### [GOAL OF THE EXERCISE]
Write out the whole listing exactly as it stands.

### [Saved data entries]
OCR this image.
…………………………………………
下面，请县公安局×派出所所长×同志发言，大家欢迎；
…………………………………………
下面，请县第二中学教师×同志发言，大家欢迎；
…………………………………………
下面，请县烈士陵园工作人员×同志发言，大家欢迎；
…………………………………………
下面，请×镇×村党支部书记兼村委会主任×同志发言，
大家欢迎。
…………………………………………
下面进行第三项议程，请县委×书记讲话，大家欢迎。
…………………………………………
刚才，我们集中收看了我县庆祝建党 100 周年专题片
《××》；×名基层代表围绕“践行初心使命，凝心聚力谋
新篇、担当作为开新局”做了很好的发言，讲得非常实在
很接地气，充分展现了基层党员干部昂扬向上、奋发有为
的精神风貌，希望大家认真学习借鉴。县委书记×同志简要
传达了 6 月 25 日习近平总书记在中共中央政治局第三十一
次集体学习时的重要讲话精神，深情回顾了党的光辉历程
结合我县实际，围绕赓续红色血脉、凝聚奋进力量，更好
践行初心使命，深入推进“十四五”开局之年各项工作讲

### [ANSWER TO THE PROBLEM]
OCR this image.
…………………………………………
下面，请县公安局×派出所所长×同志发言，大家欢迎；
…………………………………………
下面，请县第二中学教师×同志发言，大家欢迎；
…………………………………………
下面，请县烈士陵园工作人员×同志发言，大家欢迎；
…………………………………………
下面，请×镇×村党支部书记兼村委会主任×同志发言，
大家欢迎。
…………………………………………
下面进行第三项议程，请县委×书记讲话，大家欢迎。
…………………………………………
刚才，我们集中收看了我县庆祝建党 100 周年专题片
《××》；×名基层代表围绕“践行初心使命，凝心聚力谋
新篇、担当作为开新局”做了很好的发言，讲得非常实在
很接地气，充分展现了基层党员干部昂扬向上、奋发有为
的精神风貌，希望大家认真学习借鉴。县委书记×同志简要
传达了 6 月 25 日习近平总书记在中共中央政治局第三十一
次集体学习时的重要讲话精神，深情回顾了党的光辉历程
结合我县实际，围绕赓续红色血脉、凝聚奋进力量，更好
践行初心使命，深入推进“十四五”开局之年各项工作讲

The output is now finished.